**Written problem:** Replace each occurrence of "data-point-marker" with "point-marker" throughout the material below, and reproduce every other part of it unchanged.

** start Data to process **

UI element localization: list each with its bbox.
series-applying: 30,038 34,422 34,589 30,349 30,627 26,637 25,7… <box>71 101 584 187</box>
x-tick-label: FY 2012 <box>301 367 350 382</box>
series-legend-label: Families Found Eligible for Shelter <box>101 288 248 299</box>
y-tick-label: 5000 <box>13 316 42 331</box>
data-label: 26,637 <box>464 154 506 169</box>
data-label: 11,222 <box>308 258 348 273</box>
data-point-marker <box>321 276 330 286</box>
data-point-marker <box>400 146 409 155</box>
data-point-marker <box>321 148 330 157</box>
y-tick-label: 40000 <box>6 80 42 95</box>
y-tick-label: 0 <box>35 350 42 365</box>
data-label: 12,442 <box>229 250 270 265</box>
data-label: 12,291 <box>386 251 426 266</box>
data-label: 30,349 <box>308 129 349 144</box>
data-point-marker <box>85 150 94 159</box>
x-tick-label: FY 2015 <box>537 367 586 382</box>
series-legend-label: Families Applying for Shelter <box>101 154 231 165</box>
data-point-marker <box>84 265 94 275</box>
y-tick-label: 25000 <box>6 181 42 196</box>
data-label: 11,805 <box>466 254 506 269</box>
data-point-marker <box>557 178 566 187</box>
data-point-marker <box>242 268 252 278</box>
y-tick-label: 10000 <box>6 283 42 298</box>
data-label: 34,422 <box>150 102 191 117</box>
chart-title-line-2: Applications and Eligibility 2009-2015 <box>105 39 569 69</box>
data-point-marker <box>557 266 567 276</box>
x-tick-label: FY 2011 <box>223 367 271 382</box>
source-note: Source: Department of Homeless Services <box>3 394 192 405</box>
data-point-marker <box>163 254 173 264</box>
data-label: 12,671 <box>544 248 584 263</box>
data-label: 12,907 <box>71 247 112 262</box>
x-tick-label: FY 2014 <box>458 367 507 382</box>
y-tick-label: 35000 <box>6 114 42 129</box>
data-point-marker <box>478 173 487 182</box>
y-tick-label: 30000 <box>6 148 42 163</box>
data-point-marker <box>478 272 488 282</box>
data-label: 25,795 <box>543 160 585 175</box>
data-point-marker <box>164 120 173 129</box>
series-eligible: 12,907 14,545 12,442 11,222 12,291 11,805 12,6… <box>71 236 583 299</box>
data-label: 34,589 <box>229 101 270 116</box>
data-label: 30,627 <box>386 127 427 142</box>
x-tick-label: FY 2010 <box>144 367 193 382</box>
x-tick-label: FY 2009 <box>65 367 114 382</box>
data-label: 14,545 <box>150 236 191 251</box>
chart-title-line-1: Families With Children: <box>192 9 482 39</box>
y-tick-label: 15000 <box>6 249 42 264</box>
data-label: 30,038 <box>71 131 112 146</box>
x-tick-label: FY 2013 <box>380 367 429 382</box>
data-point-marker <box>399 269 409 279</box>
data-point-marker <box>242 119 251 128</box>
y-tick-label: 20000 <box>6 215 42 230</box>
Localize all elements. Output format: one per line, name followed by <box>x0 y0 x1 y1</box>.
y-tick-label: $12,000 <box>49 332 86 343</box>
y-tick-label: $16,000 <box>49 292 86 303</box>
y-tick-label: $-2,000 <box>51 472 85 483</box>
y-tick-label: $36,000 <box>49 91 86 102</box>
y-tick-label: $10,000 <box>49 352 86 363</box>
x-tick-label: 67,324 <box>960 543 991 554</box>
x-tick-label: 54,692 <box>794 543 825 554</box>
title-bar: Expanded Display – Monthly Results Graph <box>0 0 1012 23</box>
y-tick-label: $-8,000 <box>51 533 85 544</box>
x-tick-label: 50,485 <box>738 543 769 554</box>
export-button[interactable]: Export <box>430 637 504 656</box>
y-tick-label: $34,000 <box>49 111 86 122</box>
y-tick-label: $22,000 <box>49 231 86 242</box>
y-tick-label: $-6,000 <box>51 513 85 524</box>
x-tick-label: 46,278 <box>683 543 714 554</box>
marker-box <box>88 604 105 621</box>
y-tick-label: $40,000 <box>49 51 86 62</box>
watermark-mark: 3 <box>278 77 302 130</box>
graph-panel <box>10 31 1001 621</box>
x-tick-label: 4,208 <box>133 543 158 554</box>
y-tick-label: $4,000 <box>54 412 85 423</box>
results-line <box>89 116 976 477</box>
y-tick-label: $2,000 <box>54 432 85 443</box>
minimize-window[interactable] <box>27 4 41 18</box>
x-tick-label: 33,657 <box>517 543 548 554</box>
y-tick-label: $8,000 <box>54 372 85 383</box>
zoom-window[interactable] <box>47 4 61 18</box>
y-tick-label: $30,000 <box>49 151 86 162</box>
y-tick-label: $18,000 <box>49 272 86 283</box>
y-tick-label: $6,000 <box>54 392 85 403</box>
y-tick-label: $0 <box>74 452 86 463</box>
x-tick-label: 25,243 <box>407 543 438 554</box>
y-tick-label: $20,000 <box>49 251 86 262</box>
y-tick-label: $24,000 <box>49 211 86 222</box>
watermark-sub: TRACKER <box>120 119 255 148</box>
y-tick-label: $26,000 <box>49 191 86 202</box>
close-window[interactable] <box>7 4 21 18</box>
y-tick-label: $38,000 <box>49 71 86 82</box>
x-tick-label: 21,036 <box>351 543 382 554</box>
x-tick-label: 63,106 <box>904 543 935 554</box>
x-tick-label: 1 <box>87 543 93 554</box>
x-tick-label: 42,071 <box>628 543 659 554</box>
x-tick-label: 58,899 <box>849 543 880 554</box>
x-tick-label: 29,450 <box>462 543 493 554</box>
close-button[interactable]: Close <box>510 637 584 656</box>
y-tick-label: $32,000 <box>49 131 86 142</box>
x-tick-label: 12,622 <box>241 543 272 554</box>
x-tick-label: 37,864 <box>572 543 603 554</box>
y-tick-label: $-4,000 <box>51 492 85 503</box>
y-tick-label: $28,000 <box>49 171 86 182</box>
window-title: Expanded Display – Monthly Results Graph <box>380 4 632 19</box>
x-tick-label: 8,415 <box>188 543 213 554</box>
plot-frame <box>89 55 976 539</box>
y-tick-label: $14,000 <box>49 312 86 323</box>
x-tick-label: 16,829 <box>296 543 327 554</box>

** end Data to process **

**Written answer:**
UI element localization: list each with its bbox.
series-applying: 30,038 34,422 34,589 30,349 30,627 26,637 25,7… <box>71 101 584 187</box>
x-tick-label: FY 2012 <box>301 367 350 382</box>
series-legend-label: Families Found Eligible for Shelter <box>101 288 248 299</box>
y-tick-label: 5000 <box>13 316 42 331</box>
data-label: 26,637 <box>464 154 506 169</box>
data-label: 11,222 <box>308 258 348 273</box>
point-marker <box>321 276 330 286</box>
point-marker <box>400 146 409 155</box>
point-marker <box>321 148 330 157</box>
y-tick-label: 40000 <box>6 80 42 95</box>
y-tick-label: 0 <box>35 350 42 365</box>
data-label: 12,442 <box>229 250 270 265</box>
data-label: 12,291 <box>386 251 426 266</box>
data-label: 30,349 <box>308 129 349 144</box>
point-marker <box>85 150 94 159</box>
x-tick-label: FY 2015 <box>537 367 586 382</box>
series-legend-label: Families Applying for Shelter <box>101 154 231 165</box>
point-marker <box>84 265 94 275</box>
y-tick-label: 25000 <box>6 181 42 196</box>
data-label: 11,805 <box>466 254 506 269</box>
point-marker <box>557 178 566 187</box>
point-marker <box>242 268 252 278</box>
y-tick-label: 10000 <box>6 283 42 298</box>
data-label: 34,422 <box>150 102 191 117</box>
chart-title-line-2: Applications and Eligibility 2009-2015 <box>105 39 569 69</box>
point-marker <box>557 266 567 276</box>
x-tick-label: FY 2011 <box>223 367 271 382</box>
source-note: Source: Department of Homeless Services <box>3 394 192 405</box>
point-marker <box>163 254 173 264</box>
data-label: 12,671 <box>544 248 584 263</box>
data-label: 12,907 <box>71 247 112 262</box>
x-tick-label: FY 2014 <box>458 367 507 382</box>
y-tick-label: 35000 <box>6 114 42 129</box>
point-marker <box>478 173 487 182</box>
y-tick-label: 30000 <box>6 148 42 163</box>
point-marker <box>478 272 488 282</box>
data-label: 25,795 <box>543 160 585 175</box>
point-marker <box>164 120 173 129</box>
series-eligible: 12,907 14,545 12,442 11,222 12,291 11,805 12,6… <box>71 236 583 299</box>
data-label: 34,589 <box>229 101 270 116</box>
data-label: 30,627 <box>386 127 427 142</box>
x-tick-label: FY 2010 <box>144 367 193 382</box>
x-tick-label: FY 2009 <box>65 367 114 382</box>
data-label: 14,545 <box>150 236 191 251</box>
chart-title-line-1: Families With Children: <box>192 9 482 39</box>
y-tick-label: 15000 <box>6 249 42 264</box>
data-label: 30,038 <box>71 131 112 146</box>
x-tick-label: FY 2013 <box>380 367 429 382</box>
point-marker <box>399 269 409 279</box>
point-marker <box>242 119 251 128</box>
y-tick-label: 20000 <box>6 215 42 230</box>
Localize all elements. Output format: one per line, name followed by <box>x0 y0 x1 y1</box>.
y-tick-label: $12,000 <box>49 332 86 343</box>
y-tick-label: $16,000 <box>49 292 86 303</box>
y-tick-label: $-2,000 <box>51 472 85 483</box>
y-tick-label: $36,000 <box>49 91 86 102</box>
y-tick-label: $10,000 <box>49 352 86 363</box>
x-tick-label: 67,324 <box>960 543 991 554</box>
x-tick-label: 54,692 <box>794 543 825 554</box>
title-bar: Expanded Display – Monthly Results Graph <box>0 0 1012 23</box>
y-tick-label: $-8,000 <box>51 533 85 544</box>
x-tick-label: 50,485 <box>738 543 769 554</box>
export-button[interactable]: Export <box>430 637 504 656</box>
y-tick-label: $34,000 <box>49 111 86 122</box>
y-tick-label: $22,000 <box>49 231 86 242</box>
y-tick-label: $-6,000 <box>51 513 85 524</box>
x-tick-label: 46,278 <box>683 543 714 554</box>
marker-box <box>88 604 105 621</box>
y-tick-label: $40,000 <box>49 51 86 62</box>
watermark-mark: 3 <box>278 77 302 130</box>
graph-panel <box>10 31 1001 621</box>
x-tick-label: 4,208 <box>133 543 158 554</box>
y-tick-label: $4,000 <box>54 412 85 423</box>
results-line <box>89 116 976 477</box>
y-tick-label: $2,000 <box>54 432 85 443</box>
minimize-window[interactable] <box>27 4 41 18</box>
x-tick-label: 33,657 <box>517 543 548 554</box>
y-tick-label: $8,000 <box>54 372 85 383</box>
zoom-window[interactable] <box>47 4 61 18</box>
y-tick-label: $30,000 <box>49 151 86 162</box>
y-tick-label: $18,000 <box>49 272 86 283</box>
y-tick-label: $6,000 <box>54 392 85 403</box>
y-tick-label: $0 <box>74 452 86 463</box>
x-tick-label: 25,243 <box>407 543 438 554</box>
y-tick-label: $20,000 <box>49 251 86 262</box>
y-tick-label: $24,000 <box>49 211 86 222</box>
watermark-sub: TRACKER <box>120 119 255 148</box>
y-tick-label: $26,000 <box>49 191 86 202</box>
close-window[interactable] <box>7 4 21 18</box>
y-tick-label: $38,000 <box>49 71 86 82</box>
x-tick-label: 21,036 <box>351 543 382 554</box>
x-tick-label: 63,106 <box>904 543 935 554</box>
x-tick-label: 1 <box>87 543 93 554</box>
x-tick-label: 42,071 <box>628 543 659 554</box>
x-tick-label: 58,899 <box>849 543 880 554</box>
x-tick-label: 29,450 <box>462 543 493 554</box>
close-button[interactable]: Close <box>510 637 584 656</box>
y-tick-label: $32,000 <box>49 131 86 142</box>
x-tick-label: 12,622 <box>241 543 272 554</box>
x-tick-label: 37,864 <box>572 543 603 554</box>
y-tick-label: $-4,000 <box>51 492 85 503</box>
y-tick-label: $28,000 <box>49 171 86 182</box>
window-title: Expanded Display – Monthly Results Graph <box>380 4 632 19</box>
x-tick-label: 8,415 <box>188 543 213 554</box>
plot-frame <box>89 55 976 539</box>
y-tick-label: $14,000 <box>49 312 86 323</box>
x-tick-label: 16,829 <box>296 543 327 554</box>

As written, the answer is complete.